**Exercise material:**
——

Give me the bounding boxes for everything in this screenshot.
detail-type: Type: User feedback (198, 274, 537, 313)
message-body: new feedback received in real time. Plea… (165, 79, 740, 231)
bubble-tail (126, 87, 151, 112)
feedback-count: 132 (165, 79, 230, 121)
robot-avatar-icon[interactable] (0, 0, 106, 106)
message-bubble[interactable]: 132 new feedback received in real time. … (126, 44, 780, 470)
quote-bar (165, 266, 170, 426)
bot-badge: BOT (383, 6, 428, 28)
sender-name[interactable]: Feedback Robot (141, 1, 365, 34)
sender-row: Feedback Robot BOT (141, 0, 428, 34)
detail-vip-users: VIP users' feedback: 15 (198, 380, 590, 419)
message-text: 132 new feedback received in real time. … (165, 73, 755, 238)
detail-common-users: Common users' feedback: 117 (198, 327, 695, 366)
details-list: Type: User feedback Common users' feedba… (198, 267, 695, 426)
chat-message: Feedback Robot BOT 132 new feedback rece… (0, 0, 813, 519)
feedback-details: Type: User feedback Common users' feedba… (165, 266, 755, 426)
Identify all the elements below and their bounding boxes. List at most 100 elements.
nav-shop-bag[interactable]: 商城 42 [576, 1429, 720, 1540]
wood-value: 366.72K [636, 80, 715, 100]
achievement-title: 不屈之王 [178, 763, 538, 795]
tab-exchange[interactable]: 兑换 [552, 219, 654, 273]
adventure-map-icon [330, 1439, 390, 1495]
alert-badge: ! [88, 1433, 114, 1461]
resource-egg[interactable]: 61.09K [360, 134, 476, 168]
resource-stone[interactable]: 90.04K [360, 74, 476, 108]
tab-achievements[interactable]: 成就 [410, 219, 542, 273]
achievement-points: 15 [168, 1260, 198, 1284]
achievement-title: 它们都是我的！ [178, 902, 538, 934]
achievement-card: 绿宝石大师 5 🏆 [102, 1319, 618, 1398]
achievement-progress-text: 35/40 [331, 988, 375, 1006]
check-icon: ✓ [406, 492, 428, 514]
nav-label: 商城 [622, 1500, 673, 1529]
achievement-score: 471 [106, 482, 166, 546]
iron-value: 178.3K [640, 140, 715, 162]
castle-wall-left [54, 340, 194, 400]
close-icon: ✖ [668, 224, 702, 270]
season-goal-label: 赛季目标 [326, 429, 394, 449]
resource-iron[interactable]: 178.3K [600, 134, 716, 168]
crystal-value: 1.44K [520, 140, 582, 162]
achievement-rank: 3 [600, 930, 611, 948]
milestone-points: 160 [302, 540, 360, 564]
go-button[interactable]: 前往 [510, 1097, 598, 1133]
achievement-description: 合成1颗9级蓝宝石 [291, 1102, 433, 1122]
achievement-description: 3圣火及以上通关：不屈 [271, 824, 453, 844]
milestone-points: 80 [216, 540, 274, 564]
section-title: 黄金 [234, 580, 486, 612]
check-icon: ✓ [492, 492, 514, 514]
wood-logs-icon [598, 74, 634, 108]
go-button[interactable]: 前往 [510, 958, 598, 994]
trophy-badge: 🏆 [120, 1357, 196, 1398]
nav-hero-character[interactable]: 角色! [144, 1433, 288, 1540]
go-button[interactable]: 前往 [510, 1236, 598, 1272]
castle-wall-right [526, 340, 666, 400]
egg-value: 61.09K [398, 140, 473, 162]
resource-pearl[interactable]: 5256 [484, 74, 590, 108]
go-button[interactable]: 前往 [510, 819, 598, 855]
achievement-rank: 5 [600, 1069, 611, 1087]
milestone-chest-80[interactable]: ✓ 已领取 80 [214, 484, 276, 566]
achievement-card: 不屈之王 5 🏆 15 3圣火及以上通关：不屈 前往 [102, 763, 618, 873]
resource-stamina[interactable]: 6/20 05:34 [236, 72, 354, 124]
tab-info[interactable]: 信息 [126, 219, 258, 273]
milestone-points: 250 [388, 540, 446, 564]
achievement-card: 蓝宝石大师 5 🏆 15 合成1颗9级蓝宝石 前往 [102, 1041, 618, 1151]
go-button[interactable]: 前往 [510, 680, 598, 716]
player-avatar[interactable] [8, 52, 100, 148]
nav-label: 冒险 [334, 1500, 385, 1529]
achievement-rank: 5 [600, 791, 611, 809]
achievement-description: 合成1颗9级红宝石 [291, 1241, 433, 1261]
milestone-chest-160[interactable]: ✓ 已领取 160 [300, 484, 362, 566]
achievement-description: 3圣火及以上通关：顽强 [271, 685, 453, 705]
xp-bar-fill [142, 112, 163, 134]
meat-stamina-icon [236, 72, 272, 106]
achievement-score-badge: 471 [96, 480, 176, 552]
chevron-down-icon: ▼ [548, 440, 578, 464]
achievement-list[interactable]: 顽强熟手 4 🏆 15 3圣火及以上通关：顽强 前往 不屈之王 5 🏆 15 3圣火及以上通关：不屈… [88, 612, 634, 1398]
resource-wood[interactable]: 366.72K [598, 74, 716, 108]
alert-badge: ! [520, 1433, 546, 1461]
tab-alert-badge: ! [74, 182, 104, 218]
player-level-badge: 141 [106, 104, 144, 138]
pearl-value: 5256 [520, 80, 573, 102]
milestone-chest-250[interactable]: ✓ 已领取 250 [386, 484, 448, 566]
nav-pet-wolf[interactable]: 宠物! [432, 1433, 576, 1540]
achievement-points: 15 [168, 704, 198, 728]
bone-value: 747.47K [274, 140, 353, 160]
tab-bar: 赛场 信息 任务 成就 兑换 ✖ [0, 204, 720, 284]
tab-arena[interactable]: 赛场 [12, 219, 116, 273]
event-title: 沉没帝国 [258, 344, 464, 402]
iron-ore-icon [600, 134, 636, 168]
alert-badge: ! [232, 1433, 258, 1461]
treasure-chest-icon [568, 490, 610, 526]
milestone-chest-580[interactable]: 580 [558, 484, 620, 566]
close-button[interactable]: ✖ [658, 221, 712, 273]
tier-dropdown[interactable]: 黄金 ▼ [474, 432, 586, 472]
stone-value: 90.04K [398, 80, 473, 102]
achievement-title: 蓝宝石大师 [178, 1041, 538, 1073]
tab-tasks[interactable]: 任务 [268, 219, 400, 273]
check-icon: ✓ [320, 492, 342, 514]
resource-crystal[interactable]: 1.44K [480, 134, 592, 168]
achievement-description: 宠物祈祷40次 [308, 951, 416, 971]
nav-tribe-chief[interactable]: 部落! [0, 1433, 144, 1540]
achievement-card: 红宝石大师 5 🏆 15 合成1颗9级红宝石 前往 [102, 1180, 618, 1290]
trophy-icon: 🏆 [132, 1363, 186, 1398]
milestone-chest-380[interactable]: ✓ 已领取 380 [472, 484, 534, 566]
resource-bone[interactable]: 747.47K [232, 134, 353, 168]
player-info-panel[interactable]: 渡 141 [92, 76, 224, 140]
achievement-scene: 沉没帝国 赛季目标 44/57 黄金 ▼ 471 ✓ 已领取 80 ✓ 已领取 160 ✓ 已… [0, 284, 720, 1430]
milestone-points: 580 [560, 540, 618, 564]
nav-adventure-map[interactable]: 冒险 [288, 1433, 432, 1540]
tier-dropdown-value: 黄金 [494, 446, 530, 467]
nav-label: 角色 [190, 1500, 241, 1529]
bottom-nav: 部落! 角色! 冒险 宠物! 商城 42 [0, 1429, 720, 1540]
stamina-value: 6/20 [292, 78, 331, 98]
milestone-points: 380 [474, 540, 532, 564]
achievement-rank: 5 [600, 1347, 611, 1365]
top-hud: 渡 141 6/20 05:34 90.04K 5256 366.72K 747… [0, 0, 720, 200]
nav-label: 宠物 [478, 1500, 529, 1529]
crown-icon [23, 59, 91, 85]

——

**Direction:** Render the stretch from the start of the records through the line containing "bot-badge: BOT (383, 6, 428, 28)" as a JSON list of strings, one string per line and with blank lines omitted.

**Response:**
[
  "Give me the bounding boxes for everything in this screenshot.",
  "detail-type: Type: User feedback (198, 274, 537, 313)",
  "message-body: new feedback received in real time. Plea… (165, 79, 740, 231)",
  "bubble-tail (126, 87, 151, 112)",
  "feedback-count: 132 (165, 79, 230, 121)",
  "robot-avatar-icon[interactable] (0, 0, 106, 106)",
  "message-bubble[interactable]: 132 new feedback received in real time. … (126, 44, 780, 470)",
  "quote-bar (165, 266, 170, 426)",
  "bot-badge: BOT (383, 6, 428, 28)"
]